**Directions**
Please update the material below, changing every "flow-blob" to "scatter-cluster" and leaving everything else as it is.
______
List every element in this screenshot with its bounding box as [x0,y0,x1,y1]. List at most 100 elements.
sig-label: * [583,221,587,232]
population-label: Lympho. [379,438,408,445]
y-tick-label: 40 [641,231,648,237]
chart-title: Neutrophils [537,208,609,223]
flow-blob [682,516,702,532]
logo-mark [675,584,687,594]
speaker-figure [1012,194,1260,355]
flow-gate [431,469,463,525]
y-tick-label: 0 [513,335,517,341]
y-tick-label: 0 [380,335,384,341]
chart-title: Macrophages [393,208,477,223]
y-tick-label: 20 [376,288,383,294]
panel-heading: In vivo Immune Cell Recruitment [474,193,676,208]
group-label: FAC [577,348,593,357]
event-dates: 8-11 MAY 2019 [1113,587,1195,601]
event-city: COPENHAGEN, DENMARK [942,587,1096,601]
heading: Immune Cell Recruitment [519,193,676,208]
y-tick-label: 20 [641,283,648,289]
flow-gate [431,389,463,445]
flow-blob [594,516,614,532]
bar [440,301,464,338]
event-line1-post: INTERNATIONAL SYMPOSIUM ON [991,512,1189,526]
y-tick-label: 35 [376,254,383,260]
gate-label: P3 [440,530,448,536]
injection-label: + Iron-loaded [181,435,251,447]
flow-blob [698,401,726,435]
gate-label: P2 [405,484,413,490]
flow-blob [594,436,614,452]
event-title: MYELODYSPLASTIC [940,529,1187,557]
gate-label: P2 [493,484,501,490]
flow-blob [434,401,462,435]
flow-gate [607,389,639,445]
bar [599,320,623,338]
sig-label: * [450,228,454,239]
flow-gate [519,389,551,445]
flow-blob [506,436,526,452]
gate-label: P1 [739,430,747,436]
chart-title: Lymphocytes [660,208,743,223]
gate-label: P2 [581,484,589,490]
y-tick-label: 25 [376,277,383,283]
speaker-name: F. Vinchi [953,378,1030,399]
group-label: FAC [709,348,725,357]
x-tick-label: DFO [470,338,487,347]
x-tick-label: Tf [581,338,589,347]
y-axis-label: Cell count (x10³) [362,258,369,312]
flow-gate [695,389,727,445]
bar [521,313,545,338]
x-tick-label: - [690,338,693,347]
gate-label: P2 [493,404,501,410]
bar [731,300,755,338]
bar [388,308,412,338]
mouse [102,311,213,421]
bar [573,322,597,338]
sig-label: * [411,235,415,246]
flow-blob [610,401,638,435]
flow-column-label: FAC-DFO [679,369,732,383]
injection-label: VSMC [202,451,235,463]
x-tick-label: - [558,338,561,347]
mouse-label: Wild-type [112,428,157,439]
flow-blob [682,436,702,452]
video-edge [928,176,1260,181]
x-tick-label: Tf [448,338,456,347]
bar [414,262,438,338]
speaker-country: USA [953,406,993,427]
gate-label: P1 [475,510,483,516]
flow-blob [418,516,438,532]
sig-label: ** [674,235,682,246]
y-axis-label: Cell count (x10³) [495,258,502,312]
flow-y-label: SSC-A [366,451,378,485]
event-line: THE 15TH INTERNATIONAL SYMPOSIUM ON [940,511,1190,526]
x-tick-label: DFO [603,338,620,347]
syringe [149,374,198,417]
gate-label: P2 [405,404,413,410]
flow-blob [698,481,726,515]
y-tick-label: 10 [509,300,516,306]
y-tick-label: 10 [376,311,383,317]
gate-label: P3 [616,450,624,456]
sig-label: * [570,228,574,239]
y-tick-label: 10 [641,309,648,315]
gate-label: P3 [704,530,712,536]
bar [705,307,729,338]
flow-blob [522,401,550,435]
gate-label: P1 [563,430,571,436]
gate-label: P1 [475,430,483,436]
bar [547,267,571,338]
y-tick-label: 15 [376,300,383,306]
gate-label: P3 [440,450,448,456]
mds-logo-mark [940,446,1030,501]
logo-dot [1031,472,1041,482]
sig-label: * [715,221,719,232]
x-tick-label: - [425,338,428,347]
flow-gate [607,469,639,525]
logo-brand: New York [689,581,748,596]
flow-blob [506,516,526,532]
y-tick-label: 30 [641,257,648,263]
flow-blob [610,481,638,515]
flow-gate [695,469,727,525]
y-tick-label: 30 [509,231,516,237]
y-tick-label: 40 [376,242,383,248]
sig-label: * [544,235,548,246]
______
**Complete output**
List every element in this screenshot with its bounding box as [x0,y0,x1,y1]. List at most 100 elements.
sig-label: * [583,221,587,232]
population-label: Lympho. [379,438,408,445]
y-tick-label: 40 [641,231,648,237]
chart-title: Neutrophils [537,208,609,223]
scatter-cluster [682,516,702,532]
logo-mark [675,584,687,594]
speaker-figure [1012,194,1260,355]
flow-gate [431,469,463,525]
y-tick-label: 0 [513,335,517,341]
y-tick-label: 0 [380,335,384,341]
chart-title: Macrophages [393,208,477,223]
y-tick-label: 20 [376,288,383,294]
panel-heading: In vivo Immune Cell Recruitment [474,193,676,208]
group-label: FAC [577,348,593,357]
event-dates: 8-11 MAY 2019 [1113,587,1195,601]
event-city: COPENHAGEN, DENMARK [942,587,1096,601]
heading: Immune Cell Recruitment [519,193,676,208]
y-tick-label: 20 [641,283,648,289]
flow-gate [431,389,463,445]
scatter-cluster [594,516,614,532]
bar [440,301,464,338]
event-line1-post: INTERNATIONAL SYMPOSIUM ON [991,512,1189,526]
y-tick-label: 35 [376,254,383,260]
gate-label: P3 [440,530,448,536]
injection-label: + Iron-loaded [181,435,251,447]
scatter-cluster [698,401,726,435]
gate-label: P2 [405,484,413,490]
scatter-cluster [594,436,614,452]
event-title: MYELODYSPLASTIC [940,529,1187,557]
gate-label: P2 [493,484,501,490]
scatter-cluster [434,401,462,435]
flow-gate [607,389,639,445]
bar [599,320,623,338]
sig-label: * [450,228,454,239]
flow-gate [519,389,551,445]
scatter-cluster [506,436,526,452]
gate-label: P1 [739,430,747,436]
chart-title: Lymphocytes [660,208,743,223]
gate-label: P2 [581,484,589,490]
y-tick-label: 25 [376,277,383,283]
speaker-name: F. Vinchi [953,378,1030,399]
group-label: FAC [709,348,725,357]
x-tick-label: DFO [470,338,487,347]
x-tick-label: Tf [581,338,589,347]
y-axis-label: Cell count (x10³) [362,258,369,312]
flow-gate [695,389,727,445]
bar [521,313,545,338]
x-tick-label: - [690,338,693,347]
gate-label: P2 [493,404,501,410]
bar [731,300,755,338]
bar [388,308,412,338]
mouse [102,311,213,421]
bar [573,322,597,338]
sig-label: * [411,235,415,246]
scatter-cluster [610,401,638,435]
flow-column-label: FAC-DFO [679,369,732,383]
injection-label: VSMC [202,451,235,463]
x-tick-label: - [558,338,561,347]
mouse-label: Wild-type [112,428,157,439]
scatter-cluster [682,436,702,452]
video-edge [928,176,1260,181]
x-tick-label: Tf [448,338,456,347]
bar [414,262,438,338]
speaker-country: USA [953,406,993,427]
gate-label: P1 [475,510,483,516]
scatter-cluster [418,516,438,532]
sig-label: ** [674,235,682,246]
y-axis-label: Cell count (x10³) [495,258,502,312]
flow-y-label: SSC-A [366,451,378,485]
event-line: THE 15TH INTERNATIONAL SYMPOSIUM ON [940,511,1190,526]
x-tick-label: DFO [603,338,620,347]
syringe [149,374,198,417]
gate-label: P2 [405,404,413,410]
scatter-cluster [698,481,726,515]
y-tick-label: 10 [509,300,516,306]
y-tick-label: 10 [376,311,383,317]
gate-label: P3 [616,450,624,456]
sig-label: * [570,228,574,239]
y-tick-label: 10 [641,309,648,315]
gate-label: P3 [704,530,712,536]
bar [705,307,729,338]
scatter-cluster [522,401,550,435]
gate-label: P1 [563,430,571,436]
gate-label: P1 [475,430,483,436]
bar [547,267,571,338]
y-tick-label: 15 [376,300,383,306]
gate-label: P3 [440,450,448,456]
mds-logo-mark [940,446,1030,501]
logo-dot [1031,472,1041,482]
sig-label: * [715,221,719,232]
x-tick-label: - [425,338,428,347]
flow-gate [607,469,639,525]
logo-brand: New York [689,581,748,596]
scatter-cluster [506,516,526,532]
y-tick-label: 30 [641,257,648,263]
scatter-cluster [610,481,638,515]
flow-gate [695,469,727,525]
y-tick-label: 30 [509,231,516,237]
y-tick-label: 40 [376,242,383,248]
sig-label: * [544,235,548,246]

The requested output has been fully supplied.